Problem to solve
Reproduce every record below exactly as written, leaving out any pictures.
>>>
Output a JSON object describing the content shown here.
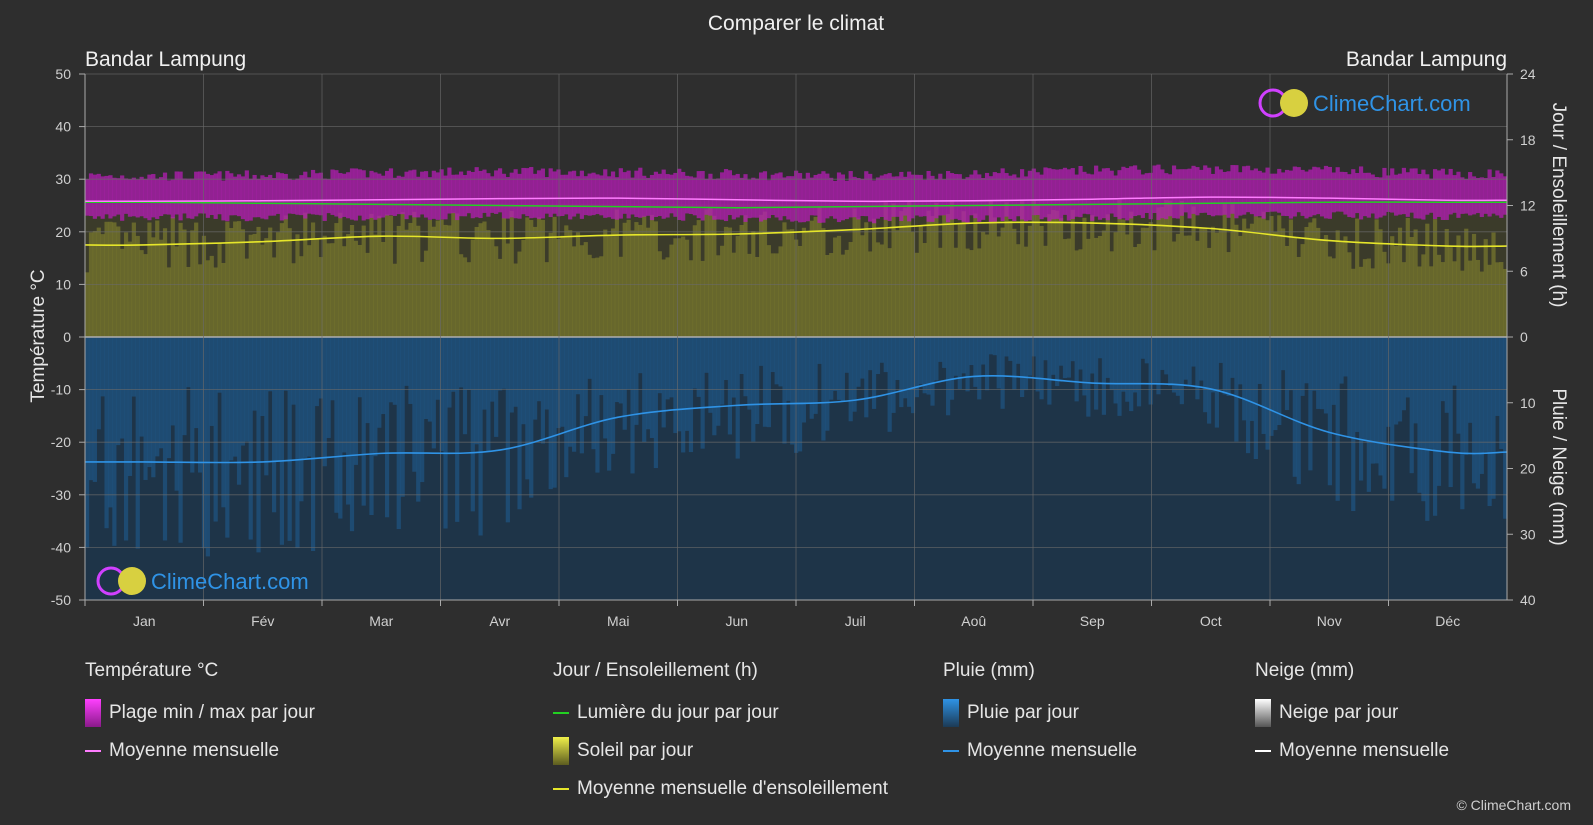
{
  "title": "Comparer le climat",
  "copyright": "© ClimeChart.com",
  "watermark": "ClimeChart.com",
  "colors": {
    "background": "#2e2e2e",
    "temp_band": "#c81ec8",
    "temp_mean": "#ff7dff",
    "daylight": "#22d022",
    "sunshine_band": "#9a9a2e",
    "sunshine_mean": "#e6e62a",
    "rain_band": "#1f6aa8",
    "rain_mean": "#2f93e6",
    "snow_mean": "#ffffff",
    "brand": "#2f93e6"
  },
  "chart_data": {
    "type": "area",
    "title": "Comparer le climat",
    "location_left": "Bandar Lampung",
    "location_right": "Bandar Lampung",
    "months": [
      "Jan",
      "Fév",
      "Mar",
      "Avr",
      "Mai",
      "Jun",
      "Juil",
      "Aoû",
      "Sep",
      "Oct",
      "Nov",
      "Déc"
    ],
    "y_left": {
      "label": "Température °C",
      "min": -50,
      "max": 50,
      "ticks": [
        50,
        40,
        30,
        20,
        10,
        0,
        -10,
        -20,
        -30,
        -40,
        -50
      ]
    },
    "y_right_top": {
      "label": "Jour / Ensoleillement (h)",
      "min": 0,
      "max": 24,
      "ticks": [
        24,
        18,
        12,
        6,
        0
      ]
    },
    "y_right_bottom": {
      "label": "Pluie / Neige (mm)",
      "min": 0,
      "max": 40,
      "ticks": [
        0,
        10,
        20,
        30,
        40
      ]
    },
    "series": [
      {
        "name": "Plage min / max par jour",
        "unit": "°C",
        "min": [
          23.5,
          23.5,
          23.6,
          23.7,
          23.8,
          23.4,
          23.0,
          23.2,
          23.5,
          23.8,
          23.9,
          23.7
        ],
        "max": [
          30.2,
          30.3,
          30.8,
          31.0,
          30.9,
          30.5,
          30.2,
          30.6,
          31.2,
          31.6,
          31.2,
          30.6
        ]
      },
      {
        "name": "Moyenne mensuelle",
        "unit": "°C",
        "values": [
          25.8,
          25.9,
          26.1,
          26.3,
          26.4,
          26.1,
          25.8,
          25.9,
          26.2,
          26.6,
          26.4,
          26.0
        ]
      },
      {
        "name": "Lumière du jour par jour",
        "unit": "h",
        "values": [
          12.3,
          12.2,
          12.1,
          12.0,
          11.9,
          11.8,
          11.9,
          12.0,
          12.1,
          12.2,
          12.3,
          12.3
        ]
      },
      {
        "name": "Moyenne mensuelle d'ensoleillement",
        "unit": "h",
        "values": [
          8.4,
          8.7,
          9.2,
          9.0,
          9.3,
          9.4,
          9.8,
          10.4,
          10.4,
          9.9,
          8.8,
          8.3
        ]
      },
      {
        "name": "Moyenne mensuelle (pluie)",
        "unit": "mm",
        "values": [
          19.0,
          19.0,
          17.7,
          17.2,
          12.2,
          10.4,
          9.6,
          6.0,
          7.0,
          7.9,
          14.5,
          17.5
        ]
      }
    ]
  },
  "legend": {
    "temp": {
      "header": "Température °C",
      "range": "Plage min / max par jour",
      "mean": "Moyenne mensuelle"
    },
    "sun": {
      "header": "Jour / Ensoleillement (h)",
      "daylight": "Lumière du jour par jour",
      "sunshine": "Soleil par jour",
      "sun_mean": "Moyenne mensuelle d'ensoleillement"
    },
    "rain": {
      "header": "Pluie (mm)",
      "daily": "Pluie par jour",
      "mean": "Moyenne mensuelle"
    },
    "snow": {
      "header": "Neige (mm)",
      "daily": "Neige par jour",
      "mean": "Moyenne mensuelle"
    }
  }
}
<<<
Task output
Output a JSON object describing the content shown here.
{
  "title": "Comparer le climat",
  "copyright": "© ClimeChart.com",
  "watermark": "ClimeChart.com",
  "colors": {
    "background": "#2e2e2e",
    "temp_band": "#c81ec8",
    "temp_mean": "#ff7dff",
    "daylight": "#22d022",
    "sunshine_band": "#9a9a2e",
    "sunshine_mean": "#e6e62a",
    "rain_band": "#1f6aa8",
    "rain_mean": "#2f93e6",
    "snow_mean": "#ffffff",
    "brand": "#2f93e6"
  },
  "chart_data": {
    "type": "area",
    "title": "Comparer le climat",
    "location_left": "Bandar Lampung",
    "location_right": "Bandar Lampung",
    "months": [
      "Jan",
      "Fév",
      "Mar",
      "Avr",
      "Mai",
      "Jun",
      "Juil",
      "Aoû",
      "Sep",
      "Oct",
      "Nov",
      "Déc"
    ],
    "y_left": {
      "label": "Température °C",
      "min": -50,
      "max": 50,
      "ticks": [
        50,
        40,
        30,
        20,
        10,
        0,
        -10,
        -20,
        -30,
        -40,
        -50
      ]
    },
    "y_right_top": {
      "label": "Jour / Ensoleillement (h)",
      "min": 0,
      "max": 24,
      "ticks": [
        24,
        18,
        12,
        6,
        0
      ]
    },
    "y_right_bottom": {
      "label": "Pluie / Neige (mm)",
      "min": 0,
      "max": 40,
      "ticks": [
        0,
        10,
        20,
        30,
        40
      ]
    },
    "series": [
      {
        "name": "Plage min / max par jour",
        "unit": "°C",
        "min": [
          23.5,
          23.5,
          23.6,
          23.7,
          23.8,
          23.4,
          23.0,
          23.2,
          23.5,
          23.8,
          23.9,
          23.7
        ],
        "max": [
          30.2,
          30.3,
          30.8,
          31.0,
          30.9,
          30.5,
          30.2,
          30.6,
          31.2,
          31.6,
          31.2,
          30.6
        ]
      },
      {
        "name": "Moyenne mensuelle",
        "unit": "°C",
        "values": [
          25.8,
          25.9,
          26.1,
          26.3,
          26.4,
          26.1,
          25.8,
          25.9,
          26.2,
          26.6,
          26.4,
          26.0
        ]
      },
      {
        "name": "Lumière du jour par jour",
        "unit": "h",
        "values": [
          12.3,
          12.2,
          12.1,
          12.0,
          11.9,
          11.8,
          11.9,
          12.0,
          12.1,
          12.2,
          12.3,
          12.3
        ]
      },
      {
        "name": "Moyenne mensuelle d'ensoleillement",
        "unit": "h",
        "values": [
          8.4,
          8.7,
          9.2,
          9.0,
          9.3,
          9.4,
          9.8,
          10.4,
          10.4,
          9.9,
          8.8,
          8.3
        ]
      },
      {
        "name": "Moyenne mensuelle (pluie)",
        "unit": "mm",
        "values": [
          19.0,
          19.0,
          17.7,
          17.2,
          12.2,
          10.4,
          9.6,
          6.0,
          7.0,
          7.9,
          14.5,
          17.5
        ]
      }
    ]
  },
  "legend": {
    "temp": {
      "header": "Température °C",
      "range": "Plage min / max par jour",
      "mean": "Moyenne mensuelle"
    },
    "sun": {
      "header": "Jour / Ensoleillement (h)",
      "daylight": "Lumière du jour par jour",
      "sunshine": "Soleil par jour",
      "sun_mean": "Moyenne mensuelle d'ensoleillement"
    },
    "rain": {
      "header": "Pluie (mm)",
      "daily": "Pluie par jour",
      "mean": "Moyenne mensuelle"
    },
    "snow": {
      "header": "Neige (mm)",
      "daily": "Neige par jour",
      "mean": "Moyenne mensuelle"
    }
  }
}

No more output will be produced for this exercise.